## start THE DATA
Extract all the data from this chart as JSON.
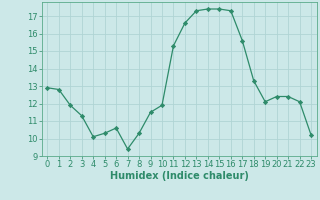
{
  "x": [
    0,
    1,
    2,
    3,
    4,
    5,
    6,
    7,
    8,
    9,
    10,
    11,
    12,
    13,
    14,
    15,
    16,
    17,
    18,
    19,
    20,
    21,
    22,
    23
  ],
  "y": [
    12.9,
    12.8,
    11.9,
    11.3,
    10.1,
    10.3,
    10.6,
    9.4,
    10.3,
    11.5,
    11.9,
    15.3,
    16.6,
    17.3,
    17.4,
    17.4,
    17.3,
    15.6,
    13.3,
    12.1,
    12.4,
    12.4,
    12.1,
    10.2
  ],
  "line_color": "#2e8b6a",
  "marker": "D",
  "marker_size": 2.2,
  "bg_color": "#cce8e8",
  "grid_color": "#b0d4d4",
  "xlabel": "Humidex (Indice chaleur)",
  "ylim": [
    9,
    17.8
  ],
  "yticks": [
    9,
    10,
    11,
    12,
    13,
    14,
    15,
    16,
    17
  ],
  "xlim": [
    -0.5,
    23.5
  ],
  "xticks": [
    0,
    1,
    2,
    3,
    4,
    5,
    6,
    7,
    8,
    9,
    10,
    11,
    12,
    13,
    14,
    15,
    16,
    17,
    18,
    19,
    20,
    21,
    22,
    23
  ],
  "tick_color": "#2e8b6a",
  "label_color": "#2e8b6a",
  "tick_fontsize": 6.0,
  "xlabel_fontsize": 7.0,
  "spine_color": "#5aaa8a"
}
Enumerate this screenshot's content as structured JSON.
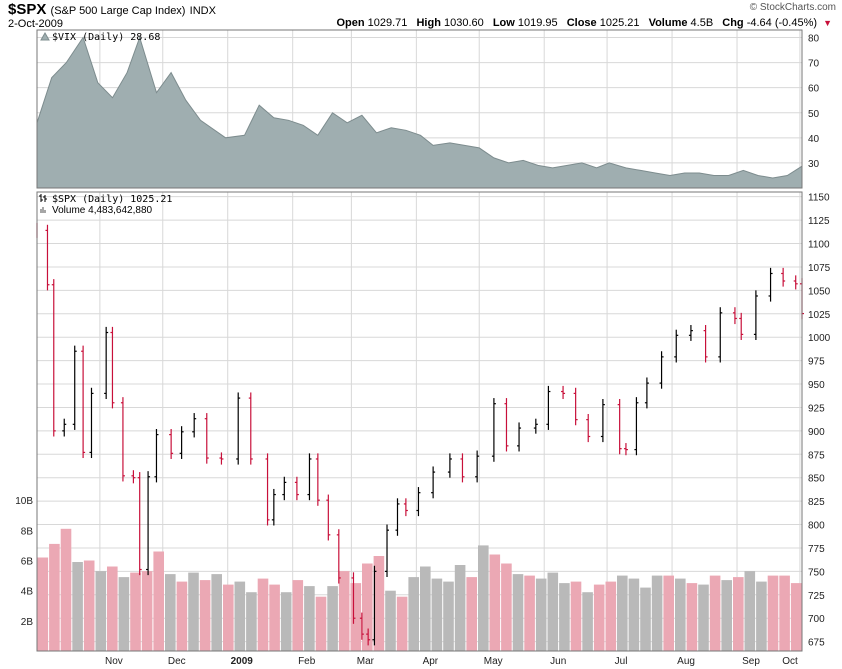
{
  "header": {
    "symbol": "$SPX",
    "description": "(S&P 500 Large Cap Index)",
    "exchange": "INDX",
    "date": "2-Oct-2009",
    "brand": "© StockCharts.com",
    "open_label": "Open",
    "open": "1029.71",
    "high_label": "High",
    "high": "1030.60",
    "low_label": "Low",
    "low": "1019.95",
    "close_label": "Close",
    "close": "1025.21",
    "volume_label": "Volume",
    "volume": "4.5B",
    "chg_label": "Chg",
    "chg": "-4.64 (-0.45%)",
    "chg_icon": "down-triangle-icon"
  },
  "colors": {
    "vix_fill": "#9faeb0",
    "vix_line": "#7d8c8e",
    "up": "#000000",
    "down": "#c8103a",
    "vol_up": "#b9b9b9",
    "vol_down": "#eba8b4",
    "grid": "#d8d8d8"
  },
  "chart_data": [
    {
      "type": "area",
      "legend": "$VIX (Daily) 28.68",
      "x_range": [
        "2008-10-02",
        "2009-10-02"
      ],
      "ylim": [
        20,
        83
      ],
      "y_ticks": [
        30,
        40,
        50,
        60,
        70,
        80
      ],
      "x": [
        "2008-10-02",
        "2008-10-09",
        "2008-10-16",
        "2008-10-24",
        "2008-10-31",
        "2008-11-07",
        "2008-11-14",
        "2008-11-20",
        "2008-11-28",
        "2008-12-05",
        "2008-12-12",
        "2008-12-19",
        "2008-12-31",
        "2009-01-09",
        "2009-01-16",
        "2009-01-23",
        "2009-01-30",
        "2009-02-06",
        "2009-02-13",
        "2009-02-20",
        "2009-02-27",
        "2009-03-06",
        "2009-03-13",
        "2009-03-20",
        "2009-03-27",
        "2009-04-03",
        "2009-04-09",
        "2009-04-17",
        "2009-04-24",
        "2009-05-01",
        "2009-05-08",
        "2009-05-15",
        "2009-05-22",
        "2009-05-29",
        "2009-06-05",
        "2009-06-12",
        "2009-06-19",
        "2009-06-26",
        "2009-07-02",
        "2009-07-10",
        "2009-07-17",
        "2009-07-24",
        "2009-07-31",
        "2009-08-07",
        "2009-08-14",
        "2009-08-21",
        "2009-08-28",
        "2009-09-04",
        "2009-09-11",
        "2009-09-18",
        "2009-09-25",
        "2009-10-02"
      ],
      "values": [
        46,
        64,
        70,
        80,
        62,
        56,
        66,
        80,
        58,
        66,
        55,
        47,
        40,
        41,
        53,
        48,
        47,
        45,
        41,
        50,
        46,
        49,
        42,
        44,
        43,
        41,
        37,
        38,
        37,
        36,
        32,
        30,
        31,
        29,
        28,
        29,
        30,
        28,
        30,
        28,
        27,
        26,
        25,
        26,
        26,
        25,
        25,
        27,
        25,
        24,
        25,
        28.68
      ],
      "grid": true
    },
    {
      "type": "line",
      "legend": "$SPX (Daily) 1025.21",
      "volume_legend": "Volume 4,483,642,880",
      "x_tick_labels": [
        "Nov",
        "Dec",
        "2009",
        "Feb",
        "Mar",
        "Apr",
        "May",
        "Jun",
        "Jul",
        "Aug",
        "Sep",
        "Oct"
      ],
      "ylim": [
        665,
        1155
      ],
      "y_ticks": [
        675,
        700,
        725,
        750,
        775,
        800,
        825,
        850,
        875,
        900,
        925,
        950,
        975,
        1000,
        1025,
        1050,
        1075,
        1100,
        1125,
        1150
      ],
      "series": [
        {
          "x": [
            "2008-10-02",
            "2008-10-07",
            "2008-10-10",
            "2008-10-15",
            "2008-10-20",
            "2008-10-24",
            "2008-10-28",
            "2008-11-04",
            "2008-11-07",
            "2008-11-12",
            "2008-11-17",
            "2008-11-20",
            "2008-11-24",
            "2008-11-28",
            "2008-12-05",
            "2008-12-10",
            "2008-12-16",
            "2008-12-22",
            "2008-12-29",
            "2009-01-06",
            "2009-01-12",
            "2009-01-20",
            "2009-01-23",
            "2009-01-28",
            "2009-02-03",
            "2009-02-09",
            "2009-02-13",
            "2009-02-18",
            "2009-02-23",
            "2009-03-02",
            "2009-03-06",
            "2009-03-09",
            "2009-03-12",
            "2009-03-18",
            "2009-03-23",
            "2009-03-27",
            "2009-04-02",
            "2009-04-09",
            "2009-04-17",
            "2009-04-23",
            "2009-04-30",
            "2009-05-08",
            "2009-05-14",
            "2009-05-20",
            "2009-05-28",
            "2009-06-03",
            "2009-06-10",
            "2009-06-16",
            "2009-06-22",
            "2009-06-29",
            "2009-07-07",
            "2009-07-10",
            "2009-07-15",
            "2009-07-20",
            "2009-07-27",
            "2009-08-03",
            "2009-08-10",
            "2009-08-17",
            "2009-08-24",
            "2009-08-31",
            "2009-09-03",
            "2009-09-10",
            "2009-09-17",
            "2009-09-23",
            "2009-09-29",
            "2009-10-02"
          ],
          "values": [
            1114,
            1056,
            900,
            907,
            985,
            877,
            940,
            1005,
            930,
            852,
            850,
            752,
            851,
            896,
            876,
            899,
            913,
            871,
            870,
            935,
            870,
            805,
            832,
            845,
            832,
            870,
            826,
            789,
            743,
            700,
            683,
            677,
            750,
            794,
            822,
            815,
            834,
            856,
            870,
            851,
            873,
            929,
            884,
            903,
            907,
            942,
            940,
            912,
            894,
            928,
            881,
            880,
            930,
            951,
            979,
            1002,
            1007,
            979,
            1026,
            1020,
            1003,
            1044,
            1068,
            1060,
            1057,
            1025.21
          ]
        }
      ],
      "volume": {
        "ylim": [
          0,
          12
        ],
        "y_ticks": [
          2,
          4,
          6,
          8,
          10
        ],
        "y_tick_labels": [
          "2B",
          "4B",
          "6B",
          "8B",
          "10B"
        ],
        "values": [
          6.2,
          7.1,
          8.1,
          5.9,
          6.0,
          5.3,
          5.6,
          4.9,
          5.2,
          5.3,
          6.6,
          5.1,
          4.6,
          5.2,
          4.7,
          5.1,
          4.4,
          4.6,
          3.9,
          4.8,
          4.4,
          3.9,
          4.7,
          4.3,
          3.6,
          4.3,
          5.3,
          4.5,
          5.8,
          6.3,
          4.0,
          3.6,
          4.9,
          5.6,
          4.8,
          4.6,
          5.7,
          4.9,
          7.0,
          6.4,
          5.8,
          5.1,
          5.0,
          4.8,
          5.2,
          4.5,
          4.6,
          3.9,
          4.4,
          4.6,
          5.0,
          4.8,
          4.2,
          5.0,
          5.0,
          4.8,
          4.5,
          4.4,
          5.0,
          4.7,
          4.9,
          5.3,
          4.6,
          5.0,
          5.0,
          4.5
        ],
        "down_flags": [
          true,
          true,
          true,
          false,
          true,
          false,
          true,
          false,
          true,
          true,
          true,
          false,
          true,
          false,
          true,
          false,
          true,
          false,
          false,
          true,
          true,
          false,
          true,
          false,
          true,
          false,
          true,
          true,
          true,
          true,
          false,
          true,
          false,
          false,
          false,
          false,
          false,
          true,
          false,
          true,
          true,
          false,
          true,
          false,
          false,
          false,
          true,
          false,
          true,
          true,
          false,
          false,
          false,
          false,
          true,
          false,
          true,
          false,
          true,
          false,
          true,
          false,
          false,
          true,
          true,
          true
        ]
      }
    }
  ]
}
## end THE DATA
**WHAT TO PRODUCE**
List each line holding the string "Daily".

**EXERCISE RESULT**
      "legend": "$VIX (Daily) 28.68",
      "legend": "$SPX (Daily) 1025.21",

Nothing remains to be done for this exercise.